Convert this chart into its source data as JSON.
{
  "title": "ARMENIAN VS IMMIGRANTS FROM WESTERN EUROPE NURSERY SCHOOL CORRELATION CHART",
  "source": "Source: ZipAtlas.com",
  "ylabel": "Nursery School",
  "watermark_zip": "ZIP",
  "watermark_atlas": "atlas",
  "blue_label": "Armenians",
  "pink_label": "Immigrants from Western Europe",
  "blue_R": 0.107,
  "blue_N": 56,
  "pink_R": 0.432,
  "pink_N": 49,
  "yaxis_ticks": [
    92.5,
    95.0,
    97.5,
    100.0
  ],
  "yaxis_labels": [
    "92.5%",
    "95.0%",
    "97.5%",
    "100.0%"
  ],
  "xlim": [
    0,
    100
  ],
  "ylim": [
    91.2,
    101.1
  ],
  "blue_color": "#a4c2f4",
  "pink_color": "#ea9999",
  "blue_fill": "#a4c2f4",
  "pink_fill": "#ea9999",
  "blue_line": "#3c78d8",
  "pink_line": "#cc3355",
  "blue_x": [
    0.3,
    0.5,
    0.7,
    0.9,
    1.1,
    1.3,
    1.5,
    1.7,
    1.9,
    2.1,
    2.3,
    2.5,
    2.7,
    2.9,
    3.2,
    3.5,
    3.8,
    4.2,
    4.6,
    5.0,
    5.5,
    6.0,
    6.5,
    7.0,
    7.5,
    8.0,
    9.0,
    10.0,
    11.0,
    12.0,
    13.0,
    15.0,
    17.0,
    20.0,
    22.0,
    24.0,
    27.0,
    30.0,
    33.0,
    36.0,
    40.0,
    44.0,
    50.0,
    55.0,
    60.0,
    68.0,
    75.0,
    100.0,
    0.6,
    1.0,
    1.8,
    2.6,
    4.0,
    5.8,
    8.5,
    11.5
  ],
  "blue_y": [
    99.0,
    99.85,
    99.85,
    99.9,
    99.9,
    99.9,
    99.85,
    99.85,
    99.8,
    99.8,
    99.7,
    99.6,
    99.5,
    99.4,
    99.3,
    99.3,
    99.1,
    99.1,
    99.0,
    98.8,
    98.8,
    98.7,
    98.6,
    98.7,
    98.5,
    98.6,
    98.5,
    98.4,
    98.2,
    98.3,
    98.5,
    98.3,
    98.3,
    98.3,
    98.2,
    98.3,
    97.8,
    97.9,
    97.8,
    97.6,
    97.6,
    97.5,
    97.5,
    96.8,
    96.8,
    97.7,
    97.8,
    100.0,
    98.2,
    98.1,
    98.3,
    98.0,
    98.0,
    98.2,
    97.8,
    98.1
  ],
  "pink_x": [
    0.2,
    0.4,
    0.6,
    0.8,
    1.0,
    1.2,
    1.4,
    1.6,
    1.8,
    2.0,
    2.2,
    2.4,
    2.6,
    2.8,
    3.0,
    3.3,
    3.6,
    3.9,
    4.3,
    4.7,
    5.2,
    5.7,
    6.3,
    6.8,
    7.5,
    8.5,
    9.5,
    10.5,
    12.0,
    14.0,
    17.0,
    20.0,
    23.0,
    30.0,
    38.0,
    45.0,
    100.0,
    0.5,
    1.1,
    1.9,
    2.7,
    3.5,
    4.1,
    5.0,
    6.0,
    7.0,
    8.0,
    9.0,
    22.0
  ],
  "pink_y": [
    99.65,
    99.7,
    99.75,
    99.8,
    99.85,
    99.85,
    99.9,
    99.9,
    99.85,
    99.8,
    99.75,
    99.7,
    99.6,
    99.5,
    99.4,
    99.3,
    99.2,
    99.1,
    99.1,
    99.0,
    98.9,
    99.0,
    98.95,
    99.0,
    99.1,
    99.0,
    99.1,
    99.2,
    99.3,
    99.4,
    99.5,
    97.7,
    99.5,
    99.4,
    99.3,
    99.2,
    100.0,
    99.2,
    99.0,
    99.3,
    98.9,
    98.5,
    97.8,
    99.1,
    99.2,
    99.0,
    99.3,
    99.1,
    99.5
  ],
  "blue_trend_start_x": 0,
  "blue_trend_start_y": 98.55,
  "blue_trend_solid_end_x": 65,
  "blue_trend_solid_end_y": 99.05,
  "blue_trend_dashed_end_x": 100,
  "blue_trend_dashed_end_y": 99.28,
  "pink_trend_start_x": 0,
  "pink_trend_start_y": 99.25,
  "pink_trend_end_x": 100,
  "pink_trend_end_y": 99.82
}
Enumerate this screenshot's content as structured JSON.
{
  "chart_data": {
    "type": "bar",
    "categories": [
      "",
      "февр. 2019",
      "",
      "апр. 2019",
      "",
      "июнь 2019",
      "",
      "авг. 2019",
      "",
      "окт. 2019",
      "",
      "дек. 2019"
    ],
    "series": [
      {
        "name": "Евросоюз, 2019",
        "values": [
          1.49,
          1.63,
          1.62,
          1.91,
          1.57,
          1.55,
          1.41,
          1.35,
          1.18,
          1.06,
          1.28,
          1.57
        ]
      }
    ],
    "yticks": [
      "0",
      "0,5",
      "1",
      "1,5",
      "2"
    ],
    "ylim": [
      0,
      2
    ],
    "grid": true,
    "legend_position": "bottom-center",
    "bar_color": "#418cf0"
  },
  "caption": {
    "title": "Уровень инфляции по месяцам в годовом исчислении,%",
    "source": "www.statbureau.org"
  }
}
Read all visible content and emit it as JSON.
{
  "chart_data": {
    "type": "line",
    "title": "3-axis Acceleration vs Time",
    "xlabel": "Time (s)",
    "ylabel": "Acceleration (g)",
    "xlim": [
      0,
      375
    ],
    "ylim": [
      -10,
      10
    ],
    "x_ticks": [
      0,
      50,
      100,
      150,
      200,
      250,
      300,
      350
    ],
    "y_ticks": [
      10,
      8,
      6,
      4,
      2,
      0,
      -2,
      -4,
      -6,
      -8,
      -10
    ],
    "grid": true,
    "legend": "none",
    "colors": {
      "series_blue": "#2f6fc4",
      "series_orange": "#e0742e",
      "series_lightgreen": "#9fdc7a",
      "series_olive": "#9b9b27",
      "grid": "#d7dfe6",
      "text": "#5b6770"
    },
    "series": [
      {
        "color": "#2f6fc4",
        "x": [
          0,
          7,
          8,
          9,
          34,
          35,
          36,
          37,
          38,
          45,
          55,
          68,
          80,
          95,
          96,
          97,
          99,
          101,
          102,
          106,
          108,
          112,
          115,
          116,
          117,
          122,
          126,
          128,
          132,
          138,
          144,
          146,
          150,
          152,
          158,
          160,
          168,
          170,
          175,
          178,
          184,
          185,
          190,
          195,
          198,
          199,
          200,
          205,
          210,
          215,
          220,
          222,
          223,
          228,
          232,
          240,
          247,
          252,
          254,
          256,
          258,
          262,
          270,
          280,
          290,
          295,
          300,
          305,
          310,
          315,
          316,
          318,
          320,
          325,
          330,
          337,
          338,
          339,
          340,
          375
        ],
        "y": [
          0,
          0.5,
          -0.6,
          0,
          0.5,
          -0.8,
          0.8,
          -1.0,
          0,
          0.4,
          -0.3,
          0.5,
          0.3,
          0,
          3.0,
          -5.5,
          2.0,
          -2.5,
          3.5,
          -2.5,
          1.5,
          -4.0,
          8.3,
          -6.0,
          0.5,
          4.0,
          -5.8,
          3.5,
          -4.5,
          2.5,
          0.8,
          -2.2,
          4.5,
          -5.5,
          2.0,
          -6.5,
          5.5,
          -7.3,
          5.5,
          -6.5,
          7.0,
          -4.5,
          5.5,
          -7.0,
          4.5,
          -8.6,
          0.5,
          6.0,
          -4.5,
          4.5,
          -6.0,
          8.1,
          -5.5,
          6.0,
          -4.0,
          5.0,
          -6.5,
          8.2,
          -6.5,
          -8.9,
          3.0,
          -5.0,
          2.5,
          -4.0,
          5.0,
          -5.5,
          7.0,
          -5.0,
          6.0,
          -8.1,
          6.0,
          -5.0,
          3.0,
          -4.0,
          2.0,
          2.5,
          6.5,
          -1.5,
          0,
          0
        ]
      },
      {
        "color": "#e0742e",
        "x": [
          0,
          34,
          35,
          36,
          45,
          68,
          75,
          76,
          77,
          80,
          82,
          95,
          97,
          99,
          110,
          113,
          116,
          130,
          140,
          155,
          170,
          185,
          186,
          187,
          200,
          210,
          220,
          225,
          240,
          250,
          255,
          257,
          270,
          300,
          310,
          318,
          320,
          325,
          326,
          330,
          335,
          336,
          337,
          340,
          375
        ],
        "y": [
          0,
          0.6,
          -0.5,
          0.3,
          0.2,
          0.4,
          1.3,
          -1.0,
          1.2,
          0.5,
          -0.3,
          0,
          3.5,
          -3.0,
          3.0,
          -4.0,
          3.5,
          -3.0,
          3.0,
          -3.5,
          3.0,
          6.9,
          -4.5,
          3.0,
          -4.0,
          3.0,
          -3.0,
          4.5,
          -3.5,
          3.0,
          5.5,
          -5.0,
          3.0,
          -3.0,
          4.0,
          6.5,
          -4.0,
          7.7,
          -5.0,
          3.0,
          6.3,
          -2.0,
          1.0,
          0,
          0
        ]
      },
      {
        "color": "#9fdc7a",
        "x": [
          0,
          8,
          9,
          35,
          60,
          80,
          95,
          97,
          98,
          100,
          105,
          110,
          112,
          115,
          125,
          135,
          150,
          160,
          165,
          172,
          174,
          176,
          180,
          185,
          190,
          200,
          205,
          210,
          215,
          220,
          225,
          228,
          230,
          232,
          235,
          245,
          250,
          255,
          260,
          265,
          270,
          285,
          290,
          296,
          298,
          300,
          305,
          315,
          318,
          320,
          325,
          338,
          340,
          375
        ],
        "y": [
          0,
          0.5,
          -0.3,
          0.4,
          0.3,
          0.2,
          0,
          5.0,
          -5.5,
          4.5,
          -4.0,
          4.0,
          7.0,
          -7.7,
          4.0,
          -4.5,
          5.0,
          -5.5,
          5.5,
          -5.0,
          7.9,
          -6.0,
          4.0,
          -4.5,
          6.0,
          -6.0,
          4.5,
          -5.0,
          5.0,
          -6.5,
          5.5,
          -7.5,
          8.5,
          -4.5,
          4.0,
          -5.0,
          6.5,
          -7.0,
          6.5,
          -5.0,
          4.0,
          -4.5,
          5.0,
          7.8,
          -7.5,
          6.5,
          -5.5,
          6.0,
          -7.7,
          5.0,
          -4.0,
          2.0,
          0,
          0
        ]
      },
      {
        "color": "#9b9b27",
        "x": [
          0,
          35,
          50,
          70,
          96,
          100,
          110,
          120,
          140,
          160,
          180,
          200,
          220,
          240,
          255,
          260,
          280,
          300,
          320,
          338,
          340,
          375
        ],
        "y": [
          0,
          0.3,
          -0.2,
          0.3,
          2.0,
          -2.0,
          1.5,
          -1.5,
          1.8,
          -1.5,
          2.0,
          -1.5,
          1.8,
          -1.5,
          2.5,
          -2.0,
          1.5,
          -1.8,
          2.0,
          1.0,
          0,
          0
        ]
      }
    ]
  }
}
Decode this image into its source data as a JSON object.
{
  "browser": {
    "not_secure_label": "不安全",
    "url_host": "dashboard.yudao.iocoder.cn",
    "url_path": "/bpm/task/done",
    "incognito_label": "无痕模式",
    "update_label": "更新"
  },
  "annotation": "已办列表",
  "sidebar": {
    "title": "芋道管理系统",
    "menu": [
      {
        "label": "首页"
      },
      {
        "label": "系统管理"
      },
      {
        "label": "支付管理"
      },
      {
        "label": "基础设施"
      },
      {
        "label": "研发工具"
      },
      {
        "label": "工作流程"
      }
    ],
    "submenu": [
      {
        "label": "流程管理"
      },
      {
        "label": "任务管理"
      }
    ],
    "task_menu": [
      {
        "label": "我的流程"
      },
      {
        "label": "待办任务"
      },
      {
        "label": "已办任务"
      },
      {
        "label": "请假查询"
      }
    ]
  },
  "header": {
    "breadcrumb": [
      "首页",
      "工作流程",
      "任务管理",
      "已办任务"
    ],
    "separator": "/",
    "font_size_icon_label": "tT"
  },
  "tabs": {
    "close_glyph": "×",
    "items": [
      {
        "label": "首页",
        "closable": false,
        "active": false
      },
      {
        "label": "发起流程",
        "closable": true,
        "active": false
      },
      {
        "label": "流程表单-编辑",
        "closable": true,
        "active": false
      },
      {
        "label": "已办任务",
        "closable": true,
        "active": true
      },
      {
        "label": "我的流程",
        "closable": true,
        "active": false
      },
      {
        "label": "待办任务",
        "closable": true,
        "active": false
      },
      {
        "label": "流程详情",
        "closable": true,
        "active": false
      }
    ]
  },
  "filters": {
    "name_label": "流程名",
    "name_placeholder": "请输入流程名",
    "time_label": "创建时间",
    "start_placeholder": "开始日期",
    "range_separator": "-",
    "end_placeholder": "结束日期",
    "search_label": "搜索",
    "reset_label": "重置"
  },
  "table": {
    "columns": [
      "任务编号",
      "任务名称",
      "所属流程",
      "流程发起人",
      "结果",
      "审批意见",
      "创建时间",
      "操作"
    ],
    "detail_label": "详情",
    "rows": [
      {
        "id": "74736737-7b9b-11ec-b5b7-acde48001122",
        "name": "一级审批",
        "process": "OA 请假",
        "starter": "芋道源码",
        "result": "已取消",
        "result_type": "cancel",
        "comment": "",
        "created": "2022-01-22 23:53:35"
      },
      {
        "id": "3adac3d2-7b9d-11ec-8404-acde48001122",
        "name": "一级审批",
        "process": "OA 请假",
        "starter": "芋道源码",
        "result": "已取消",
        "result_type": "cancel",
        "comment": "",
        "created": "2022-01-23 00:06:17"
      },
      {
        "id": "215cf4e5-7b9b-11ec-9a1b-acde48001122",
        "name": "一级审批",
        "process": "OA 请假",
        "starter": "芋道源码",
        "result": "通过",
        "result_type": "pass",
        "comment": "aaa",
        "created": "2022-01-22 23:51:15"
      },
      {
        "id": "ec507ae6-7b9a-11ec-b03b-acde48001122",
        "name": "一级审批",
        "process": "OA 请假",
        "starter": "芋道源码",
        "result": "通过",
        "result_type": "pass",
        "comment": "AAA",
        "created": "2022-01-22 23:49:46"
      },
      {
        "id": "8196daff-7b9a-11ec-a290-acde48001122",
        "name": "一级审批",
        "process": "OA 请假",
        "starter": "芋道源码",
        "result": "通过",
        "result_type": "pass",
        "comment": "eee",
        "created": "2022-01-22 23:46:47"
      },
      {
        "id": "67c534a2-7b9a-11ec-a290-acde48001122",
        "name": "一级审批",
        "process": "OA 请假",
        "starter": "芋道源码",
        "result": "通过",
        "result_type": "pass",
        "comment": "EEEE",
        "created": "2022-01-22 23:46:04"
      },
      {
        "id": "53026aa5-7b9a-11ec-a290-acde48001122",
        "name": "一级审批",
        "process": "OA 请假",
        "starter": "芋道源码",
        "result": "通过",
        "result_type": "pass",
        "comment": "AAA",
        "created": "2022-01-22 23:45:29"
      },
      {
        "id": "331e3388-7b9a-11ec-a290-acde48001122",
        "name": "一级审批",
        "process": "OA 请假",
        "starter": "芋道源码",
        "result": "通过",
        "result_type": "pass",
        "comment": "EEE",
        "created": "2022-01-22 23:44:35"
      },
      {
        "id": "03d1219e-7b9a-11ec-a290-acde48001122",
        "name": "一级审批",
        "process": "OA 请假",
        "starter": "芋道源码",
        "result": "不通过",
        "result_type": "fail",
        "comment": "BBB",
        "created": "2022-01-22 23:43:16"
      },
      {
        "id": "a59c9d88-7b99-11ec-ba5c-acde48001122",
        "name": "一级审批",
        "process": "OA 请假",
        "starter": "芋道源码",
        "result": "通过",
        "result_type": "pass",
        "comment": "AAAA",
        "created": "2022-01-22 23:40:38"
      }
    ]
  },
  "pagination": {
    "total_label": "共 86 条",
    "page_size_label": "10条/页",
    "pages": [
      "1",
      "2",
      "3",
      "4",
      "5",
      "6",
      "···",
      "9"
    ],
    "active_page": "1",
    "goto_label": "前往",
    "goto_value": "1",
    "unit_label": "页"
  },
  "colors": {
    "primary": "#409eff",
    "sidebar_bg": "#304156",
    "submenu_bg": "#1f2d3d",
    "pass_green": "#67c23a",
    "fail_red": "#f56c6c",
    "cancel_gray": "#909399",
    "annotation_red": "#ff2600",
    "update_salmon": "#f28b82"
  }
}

▬▬▬▬▬▬▬▬▬▬

**Task details**
Identify and copy the lines holding the word "comment".

**Response to this exercise**
        "comment": "",
        "comment": "",
        "comment": "aaa",
        "comment": "AAA",
        "comment": "eee",
        "comment": "EEEE",
        "comment": "AAA",
        "comment": "EEE",
        "comment": "BBB",
        "comment": "AAAA",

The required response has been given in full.